-- Start Data lines --
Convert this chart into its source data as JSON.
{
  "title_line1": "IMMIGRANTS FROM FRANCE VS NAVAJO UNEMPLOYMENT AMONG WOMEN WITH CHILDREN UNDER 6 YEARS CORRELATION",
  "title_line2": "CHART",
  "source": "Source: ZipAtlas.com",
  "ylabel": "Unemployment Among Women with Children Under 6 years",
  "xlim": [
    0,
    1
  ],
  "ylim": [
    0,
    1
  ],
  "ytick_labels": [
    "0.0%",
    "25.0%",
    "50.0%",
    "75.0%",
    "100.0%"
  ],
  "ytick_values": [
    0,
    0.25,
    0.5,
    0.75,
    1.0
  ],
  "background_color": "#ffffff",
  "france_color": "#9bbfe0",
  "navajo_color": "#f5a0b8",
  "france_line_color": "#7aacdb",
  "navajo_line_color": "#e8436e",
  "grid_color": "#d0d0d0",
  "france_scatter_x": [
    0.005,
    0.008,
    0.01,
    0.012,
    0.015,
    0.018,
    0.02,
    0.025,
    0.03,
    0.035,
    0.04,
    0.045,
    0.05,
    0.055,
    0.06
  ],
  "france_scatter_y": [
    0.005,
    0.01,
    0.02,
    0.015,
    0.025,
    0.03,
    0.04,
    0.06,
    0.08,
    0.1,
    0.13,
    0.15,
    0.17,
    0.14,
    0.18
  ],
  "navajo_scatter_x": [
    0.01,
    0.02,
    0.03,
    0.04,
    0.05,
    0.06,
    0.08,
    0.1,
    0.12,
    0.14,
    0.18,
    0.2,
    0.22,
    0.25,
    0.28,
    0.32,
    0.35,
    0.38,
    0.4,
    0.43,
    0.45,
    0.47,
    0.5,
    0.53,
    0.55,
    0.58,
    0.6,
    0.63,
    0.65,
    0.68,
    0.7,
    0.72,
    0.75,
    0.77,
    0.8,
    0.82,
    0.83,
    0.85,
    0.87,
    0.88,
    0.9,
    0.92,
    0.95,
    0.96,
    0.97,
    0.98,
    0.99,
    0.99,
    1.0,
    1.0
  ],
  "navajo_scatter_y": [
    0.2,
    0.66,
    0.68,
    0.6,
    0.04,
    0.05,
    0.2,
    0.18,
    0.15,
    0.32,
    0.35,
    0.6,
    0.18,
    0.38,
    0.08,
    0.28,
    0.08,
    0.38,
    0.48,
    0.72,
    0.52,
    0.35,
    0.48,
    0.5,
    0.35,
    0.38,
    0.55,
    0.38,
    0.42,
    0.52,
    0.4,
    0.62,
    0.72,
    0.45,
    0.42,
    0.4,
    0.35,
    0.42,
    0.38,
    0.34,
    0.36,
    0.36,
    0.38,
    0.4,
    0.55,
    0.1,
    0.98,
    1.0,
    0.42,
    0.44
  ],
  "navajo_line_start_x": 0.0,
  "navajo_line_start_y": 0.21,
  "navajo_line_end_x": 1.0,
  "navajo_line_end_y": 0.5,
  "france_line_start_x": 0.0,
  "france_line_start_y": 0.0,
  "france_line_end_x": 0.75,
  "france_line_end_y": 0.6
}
-- End Data lines --
*Aim*. Write out the whole listing again, exactly as it stands.

*Written response*.
Convert this chart into its source data as JSON.
{
  "title_line1": "IMMIGRANTS FROM FRANCE VS NAVAJO UNEMPLOYMENT AMONG WOMEN WITH CHILDREN UNDER 6 YEARS CORRELATION",
  "title_line2": "CHART",
  "source": "Source: ZipAtlas.com",
  "ylabel": "Unemployment Among Women with Children Under 6 years",
  "xlim": [
    0,
    1
  ],
  "ylim": [
    0,
    1
  ],
  "ytick_labels": [
    "0.0%",
    "25.0%",
    "50.0%",
    "75.0%",
    "100.0%"
  ],
  "ytick_values": [
    0,
    0.25,
    0.5,
    0.75,
    1.0
  ],
  "background_color": "#ffffff",
  "france_color": "#9bbfe0",
  "navajo_color": "#f5a0b8",
  "france_line_color": "#7aacdb",
  "navajo_line_color": "#e8436e",
  "grid_color": "#d0d0d0",
  "france_scatter_x": [
    0.005,
    0.008,
    0.01,
    0.012,
    0.015,
    0.018,
    0.02,
    0.025,
    0.03,
    0.035,
    0.04,
    0.045,
    0.05,
    0.055,
    0.06
  ],
  "france_scatter_y": [
    0.005,
    0.01,
    0.02,
    0.015,
    0.025,
    0.03,
    0.04,
    0.06,
    0.08,
    0.1,
    0.13,
    0.15,
    0.17,
    0.14,
    0.18
  ],
  "navajo_scatter_x": [
    0.01,
    0.02,
    0.03,
    0.04,
    0.05,
    0.06,
    0.08,
    0.1,
    0.12,
    0.14,
    0.18,
    0.2,
    0.22,
    0.25,
    0.28,
    0.32,
    0.35,
    0.38,
    0.4,
    0.43,
    0.45,
    0.47,
    0.5,
    0.53,
    0.55,
    0.58,
    0.6,
    0.63,
    0.65,
    0.68,
    0.7,
    0.72,
    0.75,
    0.77,
    0.8,
    0.82,
    0.83,
    0.85,
    0.87,
    0.88,
    0.9,
    0.92,
    0.95,
    0.96,
    0.97,
    0.98,
    0.99,
    0.99,
    1.0,
    1.0
  ],
  "navajo_scatter_y": [
    0.2,
    0.66,
    0.68,
    0.6,
    0.04,
    0.05,
    0.2,
    0.18,
    0.15,
    0.32,
    0.35,
    0.6,
    0.18,
    0.38,
    0.08,
    0.28,
    0.08,
    0.38,
    0.48,
    0.72,
    0.52,
    0.35,
    0.48,
    0.5,
    0.35,
    0.38,
    0.55,
    0.38,
    0.42,
    0.52,
    0.4,
    0.62,
    0.72,
    0.45,
    0.42,
    0.4,
    0.35,
    0.42,
    0.38,
    0.34,
    0.36,
    0.36,
    0.38,
    0.4,
    0.55,
    0.1,
    0.98,
    1.0,
    0.42,
    0.44
  ],
  "navajo_line_start_x": 0.0,
  "navajo_line_start_y": 0.21,
  "navajo_line_end_x": 1.0,
  "navajo_line_end_y": 0.5,
  "france_line_start_x": 0.0,
  "france_line_start_y": 0.0,
  "france_line_end_x": 0.75,
  "france_line_end_y": 0.6
}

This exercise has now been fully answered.